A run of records
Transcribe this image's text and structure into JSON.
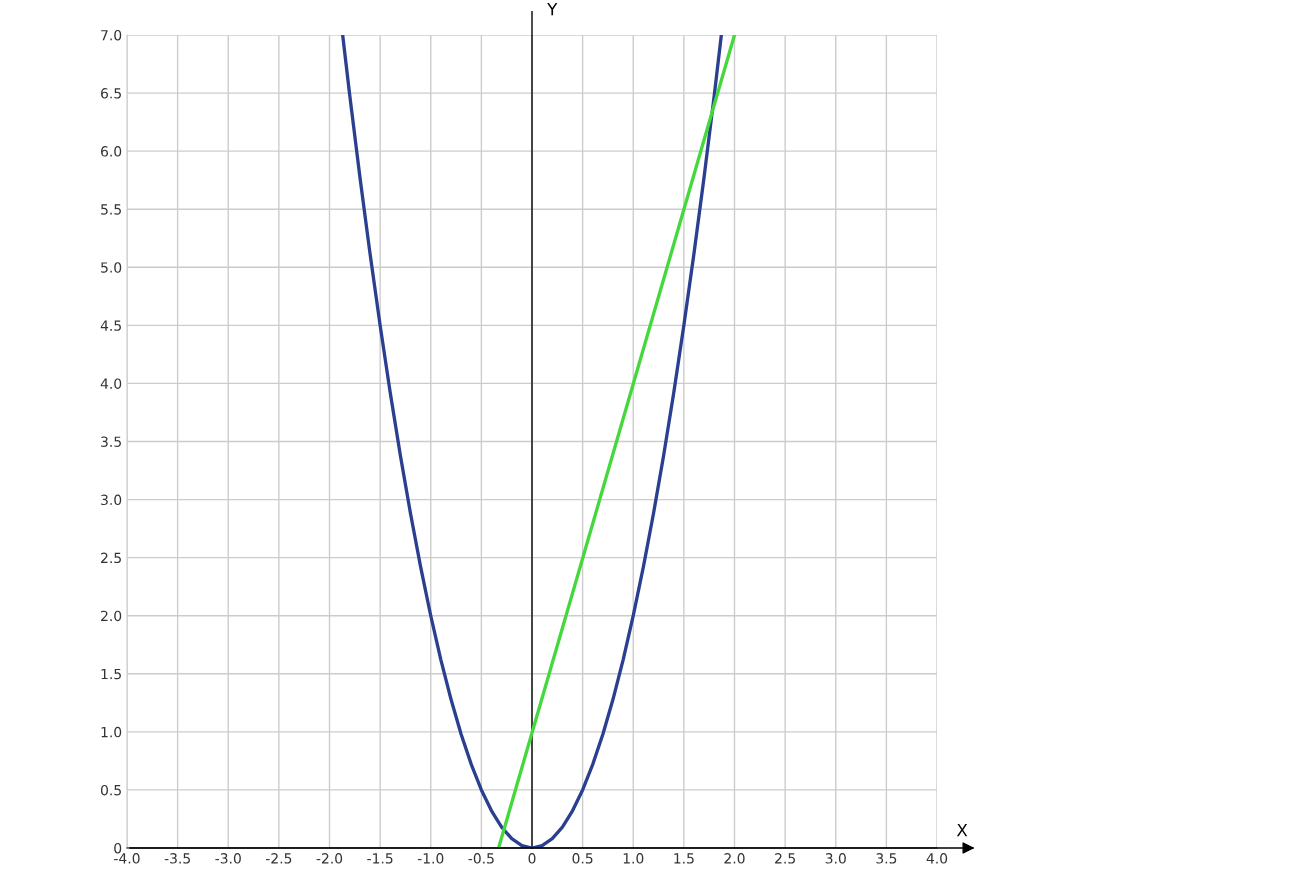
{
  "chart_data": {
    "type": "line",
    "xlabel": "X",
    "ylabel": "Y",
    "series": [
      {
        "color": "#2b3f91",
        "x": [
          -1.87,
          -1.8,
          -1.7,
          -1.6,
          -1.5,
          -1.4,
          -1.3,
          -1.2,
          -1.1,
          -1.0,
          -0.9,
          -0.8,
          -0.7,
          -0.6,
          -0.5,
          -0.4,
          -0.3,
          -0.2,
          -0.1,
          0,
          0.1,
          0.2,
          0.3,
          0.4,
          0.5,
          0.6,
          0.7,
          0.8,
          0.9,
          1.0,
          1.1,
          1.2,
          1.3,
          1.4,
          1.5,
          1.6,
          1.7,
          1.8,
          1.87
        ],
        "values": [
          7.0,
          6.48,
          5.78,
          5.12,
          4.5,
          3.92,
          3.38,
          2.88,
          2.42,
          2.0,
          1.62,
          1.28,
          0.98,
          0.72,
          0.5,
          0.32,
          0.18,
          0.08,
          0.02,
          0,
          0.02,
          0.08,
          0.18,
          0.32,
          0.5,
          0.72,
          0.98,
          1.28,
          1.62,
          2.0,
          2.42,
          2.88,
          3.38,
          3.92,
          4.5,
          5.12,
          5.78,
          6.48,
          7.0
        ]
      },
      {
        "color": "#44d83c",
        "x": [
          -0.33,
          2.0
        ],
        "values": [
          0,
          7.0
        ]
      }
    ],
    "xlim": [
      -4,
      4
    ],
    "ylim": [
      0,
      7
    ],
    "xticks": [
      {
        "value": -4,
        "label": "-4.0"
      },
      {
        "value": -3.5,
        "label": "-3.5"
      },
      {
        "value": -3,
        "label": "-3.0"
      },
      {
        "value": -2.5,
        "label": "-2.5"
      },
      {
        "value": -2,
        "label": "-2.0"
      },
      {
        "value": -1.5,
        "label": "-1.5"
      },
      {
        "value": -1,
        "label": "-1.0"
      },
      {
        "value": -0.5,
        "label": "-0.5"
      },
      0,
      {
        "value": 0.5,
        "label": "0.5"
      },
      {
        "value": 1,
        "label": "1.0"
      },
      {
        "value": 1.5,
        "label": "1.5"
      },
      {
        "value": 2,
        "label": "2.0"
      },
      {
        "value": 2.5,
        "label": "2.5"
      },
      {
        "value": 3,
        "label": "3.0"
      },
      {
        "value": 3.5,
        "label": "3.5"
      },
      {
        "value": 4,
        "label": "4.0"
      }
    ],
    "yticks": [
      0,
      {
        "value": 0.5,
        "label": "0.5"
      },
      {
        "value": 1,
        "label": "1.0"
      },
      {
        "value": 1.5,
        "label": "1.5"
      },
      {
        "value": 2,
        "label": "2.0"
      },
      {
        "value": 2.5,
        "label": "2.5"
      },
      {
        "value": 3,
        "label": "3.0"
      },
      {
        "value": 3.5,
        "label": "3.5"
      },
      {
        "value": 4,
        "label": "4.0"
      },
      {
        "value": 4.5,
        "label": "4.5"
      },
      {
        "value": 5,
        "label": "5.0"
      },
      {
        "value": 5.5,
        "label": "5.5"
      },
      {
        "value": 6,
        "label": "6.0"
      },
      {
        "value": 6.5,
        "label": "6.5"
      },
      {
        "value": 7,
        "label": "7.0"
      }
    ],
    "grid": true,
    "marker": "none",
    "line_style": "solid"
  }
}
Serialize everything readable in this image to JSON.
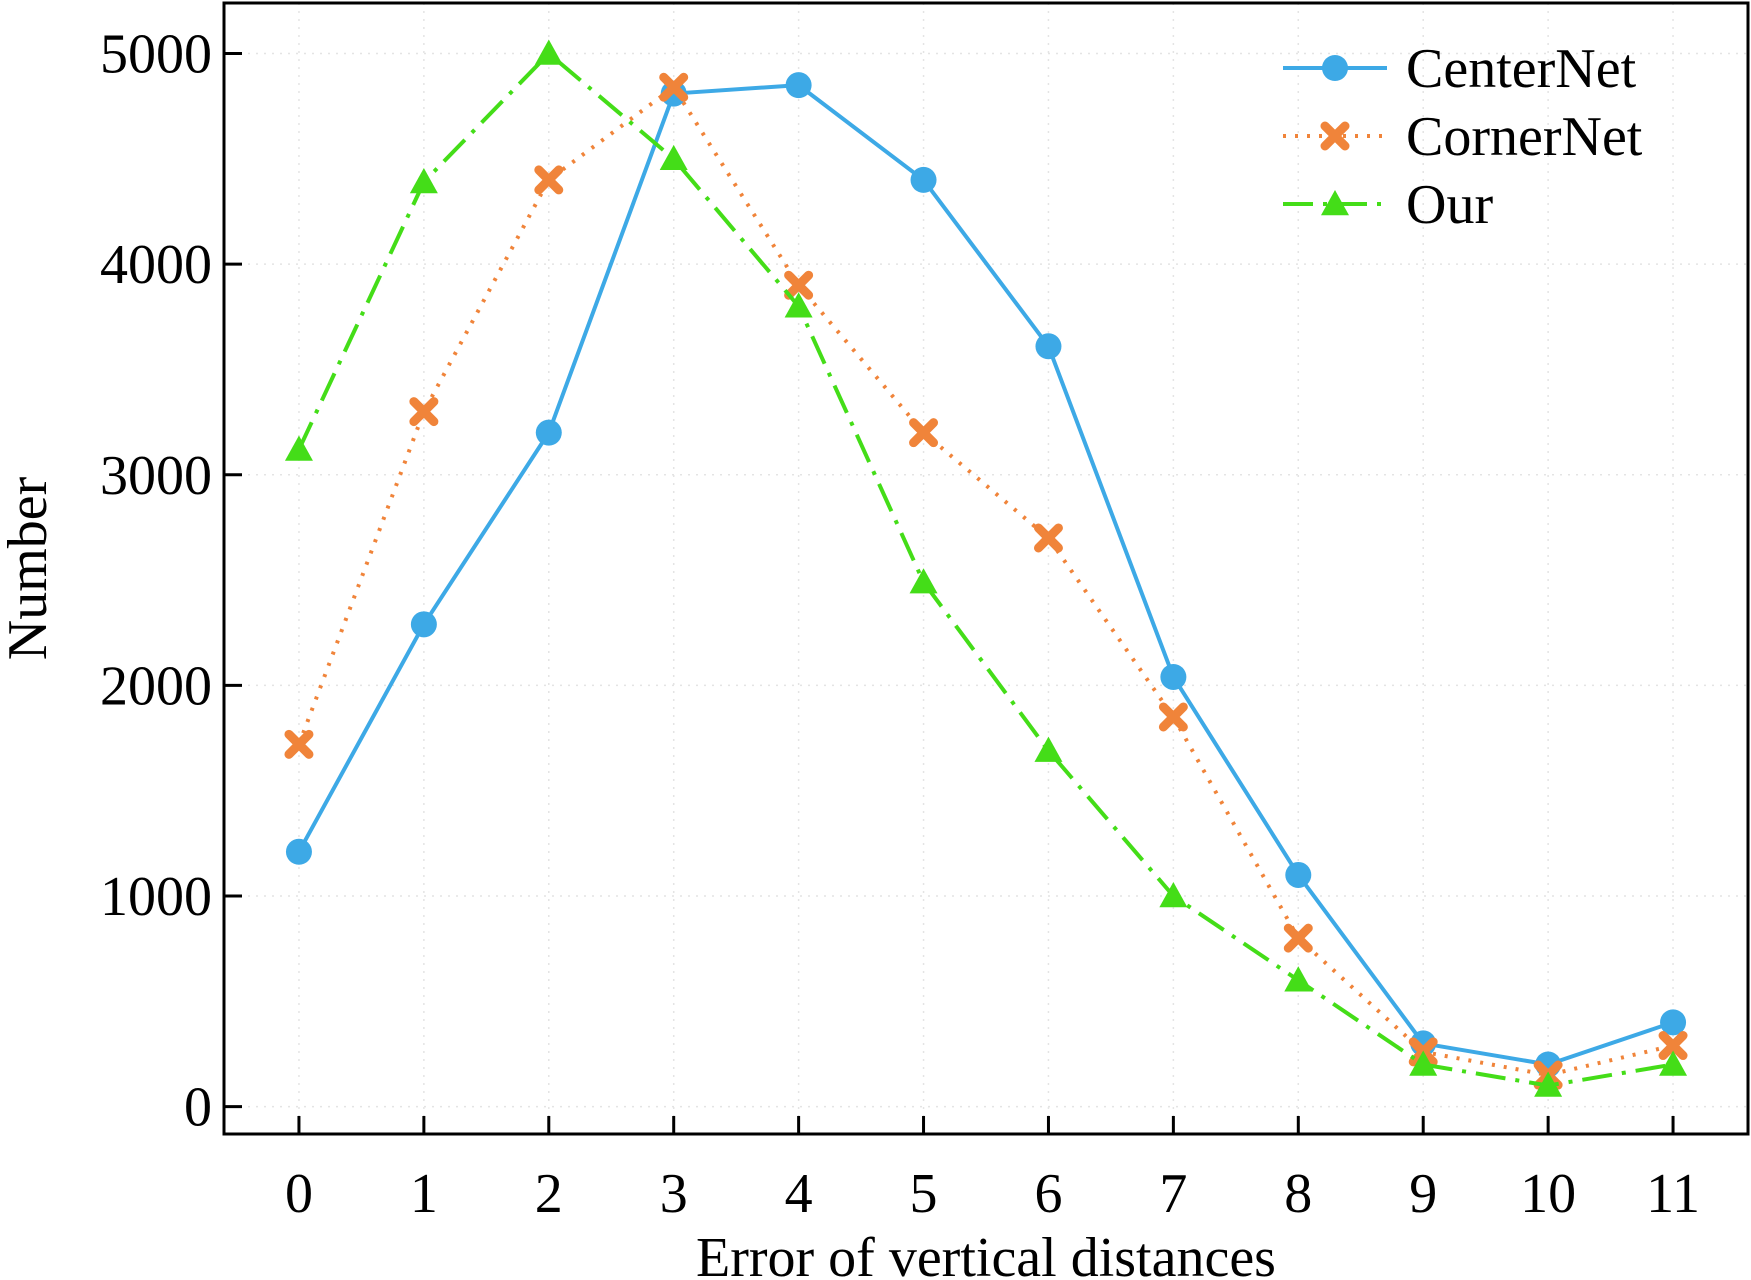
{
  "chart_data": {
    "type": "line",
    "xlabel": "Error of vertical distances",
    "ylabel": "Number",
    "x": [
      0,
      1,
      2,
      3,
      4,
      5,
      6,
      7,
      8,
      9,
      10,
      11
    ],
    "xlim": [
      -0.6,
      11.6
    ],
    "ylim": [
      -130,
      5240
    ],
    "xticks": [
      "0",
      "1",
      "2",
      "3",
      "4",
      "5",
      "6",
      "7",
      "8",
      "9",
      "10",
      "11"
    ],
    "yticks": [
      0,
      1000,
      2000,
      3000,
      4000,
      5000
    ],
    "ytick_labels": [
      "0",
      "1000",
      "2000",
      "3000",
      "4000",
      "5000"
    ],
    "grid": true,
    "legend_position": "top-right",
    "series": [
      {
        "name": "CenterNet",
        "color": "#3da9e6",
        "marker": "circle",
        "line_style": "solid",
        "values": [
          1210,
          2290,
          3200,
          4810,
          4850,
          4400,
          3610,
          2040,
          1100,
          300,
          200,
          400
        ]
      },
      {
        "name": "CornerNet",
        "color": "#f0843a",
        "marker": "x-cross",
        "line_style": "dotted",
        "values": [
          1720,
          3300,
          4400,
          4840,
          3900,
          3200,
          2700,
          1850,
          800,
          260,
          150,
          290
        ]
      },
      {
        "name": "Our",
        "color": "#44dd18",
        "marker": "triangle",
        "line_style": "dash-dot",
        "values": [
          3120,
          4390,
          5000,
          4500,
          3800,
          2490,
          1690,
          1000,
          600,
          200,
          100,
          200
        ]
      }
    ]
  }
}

[Required work] From the data above, pick out each line containing "color" and copy it.

[Response to the task]
        "color": "#2b3f91",
        "color": "#44d83c",
        "color": "#3da9e6",
        "color": "#f0843a",
        "color": "#44dd18",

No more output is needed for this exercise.